> DO THIS:
Copy the lines of the data below verbatim, starting at the line that contains "right-axis-label-sub: TUVER300 [364, 377, 374, 428]" and ending at the line that contains "far-right-axis-tick-label: 0.80 [382, 1, 409, 15]", with both of those lines included.

********

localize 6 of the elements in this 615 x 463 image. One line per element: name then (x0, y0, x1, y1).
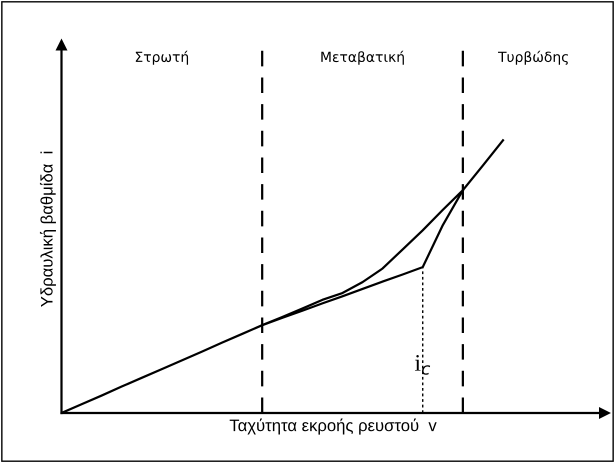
text: Μεταβατική (321, 50, 404, 65)
x-axis-title: Ταχύτητα εκροής ρευστού v (230, 418, 437, 435)
annotation: i$_{c}$ (414, 355, 430, 375)
text: Τυρβώδης (498, 50, 568, 65)
text: Στρωτή (136, 50, 188, 65)
y-axis-title: Υδραυλική βαθμίδα i (40, 152, 56, 307)
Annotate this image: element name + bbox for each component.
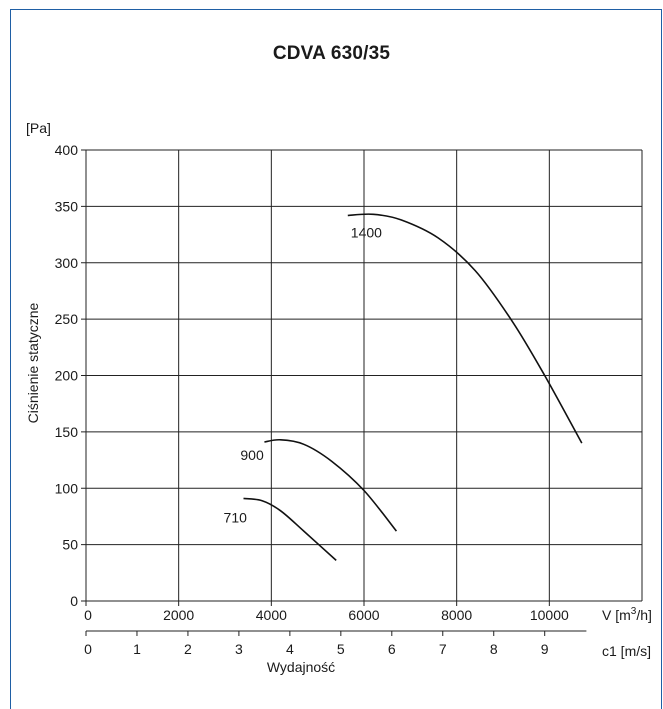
- y-tick-label: 350: [55, 198, 79, 214]
- x-tick-label: 10000: [530, 607, 569, 623]
- axis-labels: [Pa] Ciśnienie statyczne V [m3/h] c1 [m/…: [25, 120, 652, 675]
- x-tick-label: 2000: [163, 607, 194, 623]
- x2-tick-label: 7: [439, 641, 447, 657]
- y-tick-label: 0: [70, 593, 78, 609]
- grid: [81, 149, 643, 636]
- x2-tick-label: 9: [541, 641, 549, 657]
- x-tick-label: 8000: [441, 607, 472, 623]
- y-tick-label: 400: [55, 142, 79, 158]
- x2-tick-label: 3: [235, 641, 243, 657]
- curve-label-710: 710: [224, 509, 248, 525]
- y-tick-label: 50: [62, 537, 78, 553]
- x-tick-label: 4000: [256, 607, 287, 623]
- x-axis-label: Wydajność: [267, 659, 335, 675]
- x2-tick-label: 6: [388, 641, 396, 657]
- x-tick-label: 6000: [348, 607, 379, 623]
- y-tick-label: 150: [55, 424, 79, 440]
- y-tick-label: 300: [55, 255, 79, 271]
- y-tick-label: 250: [55, 311, 79, 327]
- curve-label-1400: 1400: [351, 224, 382, 240]
- y-axis-label: Ciśnienie statyczne: [25, 302, 41, 423]
- y-tick-label: 100: [55, 480, 79, 496]
- curve-label-900: 900: [240, 447, 264, 463]
- x2-tick-label: 1: [133, 641, 141, 657]
- curve-710: [243, 497, 337, 561]
- curves: 1400 900 710: [224, 213, 583, 561]
- chart-frame: [10, 9, 662, 709]
- y-tick-label: 200: [55, 368, 79, 384]
- x2-tick-label: 4: [286, 641, 294, 657]
- x-unit-label: V [m3/h]: [602, 606, 652, 623]
- curve-1400: [347, 213, 583, 444]
- chart-title: CDVA 630/35: [272, 43, 391, 64]
- x2-tick-label: 2: [184, 641, 192, 657]
- x-tick-label: 0: [84, 607, 92, 623]
- y-unit-label: [Pa]: [26, 120, 51, 136]
- x2-tick-label: 0: [84, 641, 92, 657]
- x2-tick-label: 8: [490, 641, 498, 657]
- x2-tick-label: 5: [337, 641, 345, 657]
- x2-unit-label: c1 [m/s]: [602, 643, 651, 659]
- curve-900: [264, 438, 398, 532]
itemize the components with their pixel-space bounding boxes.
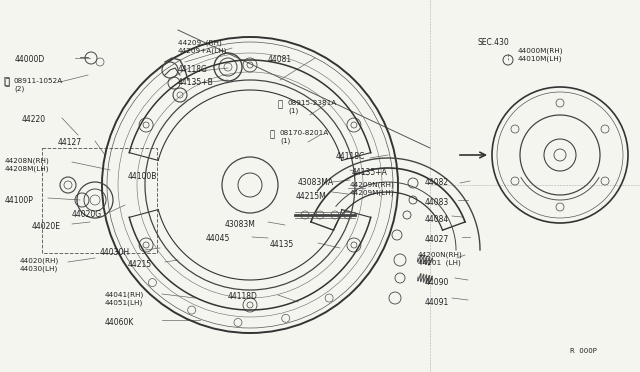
Text: ⓝ: ⓝ bbox=[5, 78, 10, 87]
Text: 44100P: 44100P bbox=[5, 196, 34, 205]
Text: 44060K: 44060K bbox=[105, 318, 134, 327]
Text: ⓝ: ⓝ bbox=[4, 75, 10, 85]
Text: 44118D: 44118D bbox=[228, 292, 258, 301]
Text: 08915-2381A
(1): 08915-2381A (1) bbox=[288, 100, 337, 113]
Text: 44000D: 44000D bbox=[15, 55, 45, 64]
Text: 44030H: 44030H bbox=[100, 248, 130, 257]
Text: 44100B: 44100B bbox=[128, 172, 157, 181]
Text: 44020(RH)
44030(LH): 44020(RH) 44030(LH) bbox=[20, 258, 60, 272]
Text: 44215M: 44215M bbox=[296, 192, 327, 201]
Text: 44020G: 44020G bbox=[72, 210, 102, 219]
Text: 44215: 44215 bbox=[128, 260, 152, 269]
Text: 44135: 44135 bbox=[270, 240, 294, 249]
Text: 44091: 44091 bbox=[425, 298, 449, 307]
Text: 43083M: 43083M bbox=[225, 220, 256, 229]
Text: 44041(RH)
44051(LH): 44041(RH) 44051(LH) bbox=[105, 292, 144, 306]
Text: Ⓑ: Ⓑ bbox=[270, 130, 275, 139]
Bar bbox=[42, 148, 157, 253]
Text: 44200N(RH)
44201  (LH): 44200N(RH) 44201 (LH) bbox=[418, 252, 463, 266]
Text: 44135+B: 44135+B bbox=[178, 78, 214, 87]
Text: 44090: 44090 bbox=[425, 278, 449, 287]
Text: SEC.430: SEC.430 bbox=[478, 38, 509, 47]
Text: R  000P: R 000P bbox=[570, 348, 597, 354]
Text: 44027: 44027 bbox=[425, 235, 449, 244]
Text: 44083: 44083 bbox=[425, 198, 449, 207]
Text: 43083MA: 43083MA bbox=[298, 178, 334, 187]
Text: 44082: 44082 bbox=[425, 178, 449, 187]
Text: 44208N(RH)
44208M(LH): 44208N(RH) 44208M(LH) bbox=[5, 158, 50, 172]
Text: 08911-1052A
(2): 08911-1052A (2) bbox=[14, 78, 63, 92]
Text: 44020E: 44020E bbox=[32, 222, 61, 231]
Text: 44135+A: 44135+A bbox=[352, 168, 388, 177]
Text: Ⓠ: Ⓠ bbox=[278, 100, 283, 109]
Text: 44209N(RH)
44209M(LH): 44209N(RH) 44209M(LH) bbox=[350, 182, 395, 196]
Text: 44220: 44220 bbox=[22, 115, 46, 124]
Text: 44118G: 44118G bbox=[178, 65, 208, 74]
Text: 44081: 44081 bbox=[268, 55, 292, 64]
Text: 44209  (RH)
44209+A(LH): 44209 (RH) 44209+A(LH) bbox=[178, 40, 227, 54]
Text: 08170-8201A
(1): 08170-8201A (1) bbox=[280, 130, 329, 144]
Text: 44127: 44127 bbox=[58, 138, 82, 147]
Text: 44084: 44084 bbox=[425, 215, 449, 224]
Text: 44118C: 44118C bbox=[336, 152, 365, 161]
Text: 44000M(RH)
44010M(LH): 44000M(RH) 44010M(LH) bbox=[518, 48, 563, 62]
Text: 44045: 44045 bbox=[206, 234, 230, 243]
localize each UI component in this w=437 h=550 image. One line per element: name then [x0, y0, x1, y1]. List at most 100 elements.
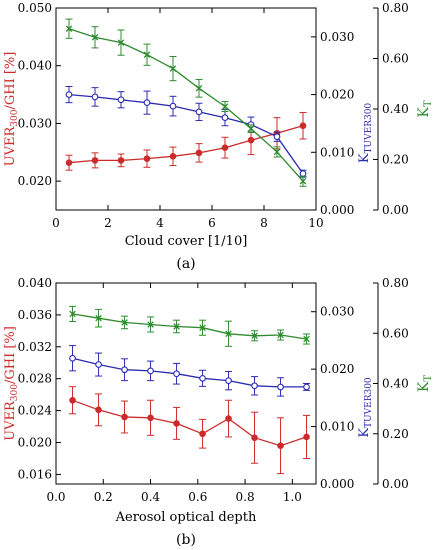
right-axis-label-sub: TUVER300 [364, 377, 374, 428]
data-point-ktuver [299, 170, 307, 177]
far-right-axis-tick-label: 0.40 [382, 377, 409, 391]
data-point-uver [173, 420, 180, 427]
data-point-uver [69, 396, 76, 404]
data-point-kt [169, 65, 177, 72]
left-axis-tick-label: 0.016 [18, 467, 52, 481]
data-point-ktuver [169, 102, 177, 110]
left-axis-label-sub: 300 [10, 384, 20, 401]
data-point-ktuver [117, 96, 125, 104]
data-point-ktuver [225, 377, 232, 384]
x-tick-label: 0 [52, 216, 60, 230]
data-point-kt [225, 330, 232, 338]
x-axis-label: Cloud cover [1/10] [125, 234, 248, 249]
left-axis-tick-label: 0.032 [18, 340, 52, 354]
far-right-axis-tick-label: 0.80 [382, 1, 409, 15]
data-point-kt [277, 331, 284, 339]
left-axis-tick-label: 0.020 [18, 174, 52, 188]
right-axis-label-main: K [357, 428, 372, 438]
far-right-axis-label-sub: T [423, 375, 434, 382]
series-uver [65, 111, 307, 171]
series-line-ktuver [72, 357, 307, 388]
series-line-ktuver [68, 93, 304, 174]
right-axis-tick-label: 0.010 [320, 145, 354, 159]
right-axis-tick-label: 0.000 [320, 203, 354, 217]
data-point-ktuver [65, 91, 73, 98]
chart-panel-b: 0.0 0.2 0.4 0.6 0.8 1.0 Aerosol optical depth (… [3, 276, 434, 548]
data-point-uver [95, 406, 102, 414]
left-axis-tick-label: 0.028 [18, 372, 52, 386]
data-point-kt [121, 319, 128, 326]
data-point-ktuver [147, 367, 154, 375]
x-tick-label: 0.2 [94, 490, 113, 504]
data-point-kt [143, 51, 151, 58]
x-tick-label: 0.4 [141, 490, 160, 504]
data-point-kt [299, 177, 307, 185]
data-point-kt [173, 323, 180, 330]
far-right-axis-tick-label: 0.00 [382, 203, 409, 217]
series-ktuver [69, 345, 311, 397]
plot-frame [55, 282, 317, 485]
far-right-axis-tick-label: 0.80 [382, 276, 409, 290]
data-point-uver [117, 157, 125, 164]
data-point-uver [199, 430, 206, 438]
far-right-axis-tick-label: 0.00 [382, 477, 409, 491]
right-axis-tick-label: 0.030 [320, 30, 354, 44]
left-axis-tick-label: 0.030 [18, 116, 52, 130]
left-axis-label-sub: 300 [10, 109, 20, 126]
data-point-ktuver [221, 114, 229, 122]
far-right-axis-tick-label: 0.40 [382, 102, 409, 116]
data-point-uver [251, 434, 258, 442]
data-point-ktuver [95, 361, 102, 368]
data-point-ktuver [195, 108, 203, 116]
data-point-kt [65, 25, 73, 32]
data-point-ktuver [251, 382, 258, 390]
panel-label: (a) [176, 256, 195, 272]
left-axis-tick-label: 0.040 [18, 276, 52, 290]
left-axis-tick-label: 0.036 [18, 308, 52, 322]
left-axis-label-tail: /GHI [%] [3, 326, 18, 384]
data-point-ktuver [277, 383, 284, 391]
data-point-kt [247, 125, 255, 132]
right-axis-label-main: K [357, 153, 372, 163]
right-axis-tick-label: 0.010 [320, 420, 354, 434]
left-axis-tick-label: 0.020 [18, 436, 52, 450]
data-point-kt [273, 148, 281, 156]
data-point-uver [147, 414, 154, 422]
left-axis-label: UVER300/GHI [%] [3, 326, 20, 441]
data-point-uver [299, 122, 307, 130]
data-point-uver [91, 157, 99, 164]
x-tick-label: 2 [104, 216, 112, 230]
series-ktuver [65, 85, 307, 178]
far-right-axis-tick-label: 0.20 [382, 427, 409, 441]
data-point-kt [91, 34, 99, 41]
data-point-ktuver [303, 383, 310, 391]
far-right-axis-tick-label: 0.20 [382, 153, 409, 167]
data-point-uver [221, 144, 229, 151]
x-tick-label: 0.8 [236, 490, 255, 504]
right-axis-label-sub: TUVER300 [364, 103, 374, 154]
x-tick-label: 8 [260, 216, 268, 230]
left-axis-label-tail: /GHI [%] [3, 52, 18, 110]
data-point-kt [303, 335, 310, 343]
data-point-uver [195, 149, 203, 157]
data-point-kt [221, 103, 229, 110]
data-point-uver [303, 433, 310, 441]
right-axis-tick-label: 0.020 [320, 362, 354, 376]
data-point-uver [121, 413, 128, 421]
x-tick-label: 0.0 [46, 490, 65, 504]
far-right-axis-label: KT [416, 375, 434, 392]
plot-frame [55, 7, 317, 211]
data-point-kt [251, 332, 258, 340]
series-uver [69, 386, 311, 475]
data-point-ktuver [173, 370, 180, 378]
left-axis-tick-label: 0.050 [18, 1, 52, 15]
x-tick-label: 6 [208, 216, 216, 230]
data-point-uver [169, 153, 177, 160]
far-right-axis-tick-label: 0.60 [382, 326, 409, 340]
left-axis-tick-label: 0.040 [18, 59, 52, 73]
right-axis-label: KTUVER300 [357, 103, 374, 164]
x-tick-label: 1.0 [283, 490, 302, 504]
series-kt [65, 18, 307, 187]
data-point-kt [95, 314, 102, 322]
left-axis-label-main: UVER [3, 400, 18, 441]
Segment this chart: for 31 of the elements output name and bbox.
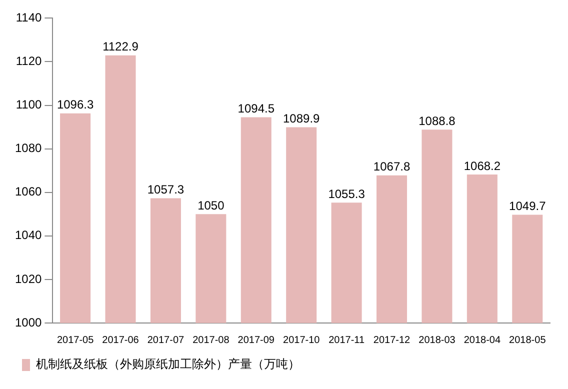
- x-tick-label: 2018-04: [464, 334, 501, 346]
- x-tick-label: 2017-11: [328, 334, 365, 346]
- x-tick-label: 2017-09: [238, 334, 275, 346]
- y-tick-label: 1120: [16, 54, 42, 68]
- data-label: 1057.3: [147, 182, 184, 197]
- y-tick-label: 1060: [14, 184, 42, 199]
- data-label: 1094.5: [238, 102, 275, 116]
- y-tick-label: 1100: [16, 98, 42, 112]
- data-label: 1089.9: [282, 112, 320, 126]
- x-tick-label: 2017-06: [102, 334, 140, 346]
- y-tick-label: 1020: [14, 272, 42, 286]
- data-label: 1049.7: [509, 199, 546, 214]
- x-tick-label: 2017-07: [147, 334, 185, 346]
- data-label: 1088.8: [418, 114, 456, 128]
- data-label: 1096.3: [56, 98, 94, 112]
- y-tick-label: 1140: [16, 10, 42, 25]
- x-tick-label: 2017-08: [192, 334, 230, 346]
- data-label: 1122.9: [102, 40, 139, 54]
- x-tick-label: 2017-10: [282, 334, 320, 346]
- x-tick-label: 2018-05: [509, 334, 546, 346]
- y-tick-label: 1040: [14, 228, 42, 242]
- x-tick-label: 2017-05: [56, 334, 94, 346]
- y-tick-label: 1000: [14, 315, 42, 330]
- data-label: 1068.2: [464, 158, 501, 173]
- legend-label: 机制纸及纸板（外购原纸加工除外）产量（万吨）: [36, 357, 300, 372]
- x-tick-label: 2017-12: [373, 334, 411, 346]
- x-tick-label: 2018-03: [418, 334, 456, 346]
- data-label: 1067.8: [373, 160, 410, 174]
- data-label: 1050: [198, 198, 225, 212]
- y-tick-label: 1080: [14, 141, 42, 156]
- data-label: 1055.3: [328, 186, 366, 201]
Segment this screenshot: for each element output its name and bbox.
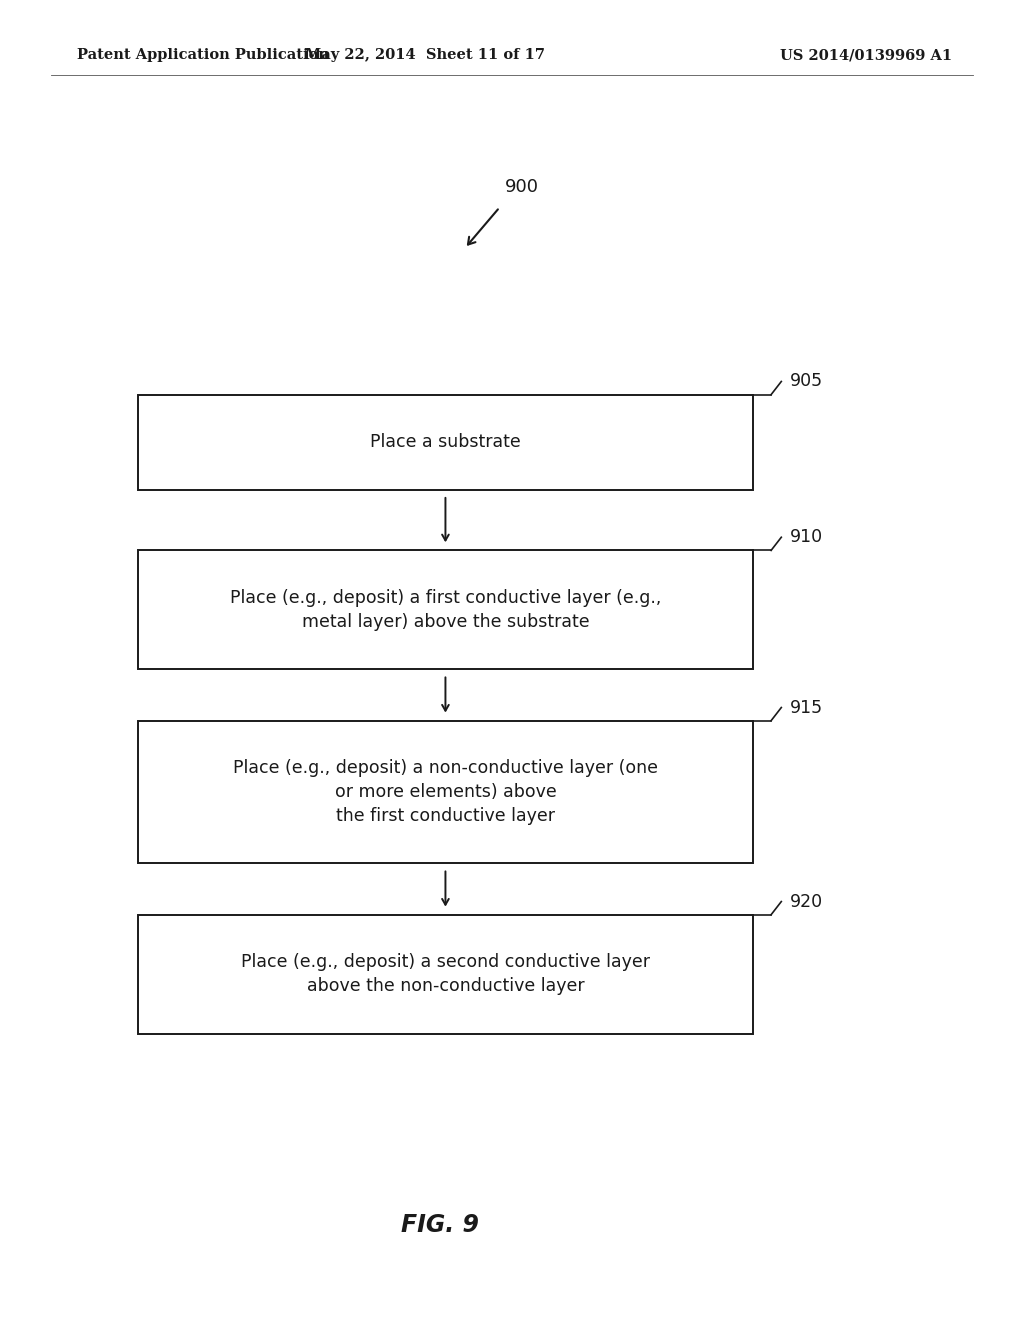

********

> SOLUTION TO THE EXERCISE:
right-axis-label-sub: TUVER300 [364, 377, 374, 428]
data-point-ktuver [299, 170, 307, 177]
far-right-axis-tick-label: 0.40 [382, 377, 409, 391]
data-point-uver [173, 420, 180, 427]
data-point-uver [69, 396, 76, 404]
data-point-kt [169, 65, 177, 72]
left-axis-tick-label: 0.016 [18, 467, 52, 481]
data-point-ktuver [169, 102, 177, 110]
left-axis-label-sub: 300 [10, 384, 20, 401]
data-point-ktuver [117, 96, 125, 104]
data-point-ktuver [225, 377, 232, 384]
x-tick-label: 0 [52, 216, 60, 230]
data-point-kt [225, 330, 232, 338]
x-axis-label: Cloud cover [1/10] [125, 234, 248, 249]
left-axis-tick-label: 0.032 [18, 340, 52, 354]
far-right-axis-tick-label: 0.80 [382, 1, 409, 15]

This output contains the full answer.